* Start Provided data *

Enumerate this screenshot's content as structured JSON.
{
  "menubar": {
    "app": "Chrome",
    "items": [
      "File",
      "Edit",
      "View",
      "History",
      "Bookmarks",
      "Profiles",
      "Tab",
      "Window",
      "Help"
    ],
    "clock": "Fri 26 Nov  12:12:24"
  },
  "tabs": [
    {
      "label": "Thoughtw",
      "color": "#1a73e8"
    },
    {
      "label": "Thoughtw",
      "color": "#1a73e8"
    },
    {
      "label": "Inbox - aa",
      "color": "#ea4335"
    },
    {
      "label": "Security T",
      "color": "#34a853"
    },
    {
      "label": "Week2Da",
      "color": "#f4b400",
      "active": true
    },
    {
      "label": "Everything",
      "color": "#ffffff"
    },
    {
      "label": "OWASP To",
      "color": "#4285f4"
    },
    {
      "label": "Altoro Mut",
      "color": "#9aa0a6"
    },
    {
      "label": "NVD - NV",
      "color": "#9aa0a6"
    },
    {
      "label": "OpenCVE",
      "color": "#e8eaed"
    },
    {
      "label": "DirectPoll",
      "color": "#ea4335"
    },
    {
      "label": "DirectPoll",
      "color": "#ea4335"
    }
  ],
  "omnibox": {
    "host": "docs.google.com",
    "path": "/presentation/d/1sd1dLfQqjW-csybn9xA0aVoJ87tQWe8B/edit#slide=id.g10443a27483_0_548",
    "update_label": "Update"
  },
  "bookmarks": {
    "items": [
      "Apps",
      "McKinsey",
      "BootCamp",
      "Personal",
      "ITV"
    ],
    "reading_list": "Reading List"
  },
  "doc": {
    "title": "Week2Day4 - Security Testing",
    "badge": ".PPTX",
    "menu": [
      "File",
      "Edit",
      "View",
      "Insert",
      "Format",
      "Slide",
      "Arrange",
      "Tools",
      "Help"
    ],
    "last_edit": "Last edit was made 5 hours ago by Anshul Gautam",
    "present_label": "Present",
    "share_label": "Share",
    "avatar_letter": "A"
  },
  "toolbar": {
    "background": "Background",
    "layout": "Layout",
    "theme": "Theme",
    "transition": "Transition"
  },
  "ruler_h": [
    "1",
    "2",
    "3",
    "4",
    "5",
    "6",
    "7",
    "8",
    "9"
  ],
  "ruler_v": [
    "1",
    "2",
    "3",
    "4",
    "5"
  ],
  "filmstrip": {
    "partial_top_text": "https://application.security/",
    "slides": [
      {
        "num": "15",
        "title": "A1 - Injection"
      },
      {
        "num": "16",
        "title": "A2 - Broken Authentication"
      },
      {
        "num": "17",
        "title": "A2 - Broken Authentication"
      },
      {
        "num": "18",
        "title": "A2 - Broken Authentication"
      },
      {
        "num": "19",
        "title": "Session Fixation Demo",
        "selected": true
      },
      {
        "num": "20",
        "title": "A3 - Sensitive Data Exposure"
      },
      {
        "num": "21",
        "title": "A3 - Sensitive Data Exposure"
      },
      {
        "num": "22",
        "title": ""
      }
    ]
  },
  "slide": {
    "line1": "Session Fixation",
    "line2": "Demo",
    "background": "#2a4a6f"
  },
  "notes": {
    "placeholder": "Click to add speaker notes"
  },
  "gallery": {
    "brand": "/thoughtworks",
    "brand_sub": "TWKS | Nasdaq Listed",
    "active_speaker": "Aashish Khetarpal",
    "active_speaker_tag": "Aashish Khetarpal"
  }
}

* End Provided data *

_What you should do:_
Quote every entry exactly.

_Exercise output:_
Enumerate this screenshot's content as structured JSON.
{
  "menubar": {
    "app": "Chrome",
    "items": [
      "File",
      "Edit",
      "View",
      "History",
      "Bookmarks",
      "Profiles",
      "Tab",
      "Window",
      "Help"
    ],
    "clock": "Fri 26 Nov  12:12:24"
  },
  "tabs": [
    {
      "label": "Thoughtw",
      "color": "#1a73e8"
    },
    {
      "label": "Thoughtw",
      "color": "#1a73e8"
    },
    {
      "label": "Inbox - aa",
      "color": "#ea4335"
    },
    {
      "label": "Security T",
      "color": "#34a853"
    },
    {
      "label": "Week2Da",
      "color": "#f4b400",
      "active": true
    },
    {
      "label": "Everything",
      "color": "#ffffff"
    },
    {
      "label": "OWASP To",
      "color": "#4285f4"
    },
    {
      "label": "Altoro Mut",
      "color": "#9aa0a6"
    },
    {
      "label": "NVD - NV",
      "color": "#9aa0a6"
    },
    {
      "label": "OpenCVE",
      "color": "#e8eaed"
    },
    {
      "label": "DirectPoll",
      "color": "#ea4335"
    },
    {
      "label": "DirectPoll",
      "color": "#ea4335"
    }
  ],
  "omnibox": {
    "host": "docs.google.com",
    "path": "/presentation/d/1sd1dLfQqjW-csybn9xA0aVoJ87tQWe8B/edit#slide=id.g10443a27483_0_548",
    "update_label": "Update"
  },
  "bookmarks": {
    "items": [
      "Apps",
      "McKinsey",
      "BootCamp",
      "Personal",
      "ITV"
    ],
    "reading_list": "Reading List"
  },
  "doc": {
    "title": "Week2Day4 - Security Testing",
    "badge": ".PPTX",
    "menu": [
      "File",
      "Edit",
      "View",
      "Insert",
      "Format",
      "Slide",
      "Arrange",
      "Tools",
      "Help"
    ],
    "last_edit": "Last edit was made 5 hours ago by Anshul Gautam",
    "present_label": "Present",
    "share_label": "Share",
    "avatar_letter": "A"
  },
  "toolbar": {
    "background": "Background",
    "layout": "Layout",
    "theme": "Theme",
    "transition": "Transition"
  },
  "ruler_h": [
    "1",
    "2",
    "3",
    "4",
    "5",
    "6",
    "7",
    "8",
    "9"
  ],
  "ruler_v": [
    "1",
    "2",
    "3",
    "4",
    "5"
  ],
  "filmstrip": {
    "partial_top_text": "https://application.security/",
    "slides": [
      {
        "num": "15",
        "title": "A1 - Injection"
      },
      {
        "num": "16",
        "title": "A2 - Broken Authentication"
      },
      {
        "num": "17",
        "title": "A2 - Broken Authentication"
      },
      {
        "num": "18",
        "title": "A2 - Broken Authentication"
      },
      {
        "num": "19",
        "title": "Session Fixation Demo",
        "selected": true
      },
      {
        "num": "20",
        "title": "A3 - Sensitive Data Exposure"
      },
      {
        "num": "21",
        "title": "A3 - Sensitive Data Exposure"
      },
      {
        "num": "22",
        "title": ""
      }
    ]
  },
  "slide": {
    "line1": "Session Fixation",
    "line2": "Demo",
    "background": "#2a4a6f"
  },
  "notes": {
    "placeholder": "Click to add speaker notes"
  },
  "gallery": {
    "brand": "/thoughtworks",
    "brand_sub": "TWKS | Nasdaq Listed",
    "active_speaker": "Aashish Khetarpal",
    "active_speaker_tag": "Aashish Khetarpal"
  }
}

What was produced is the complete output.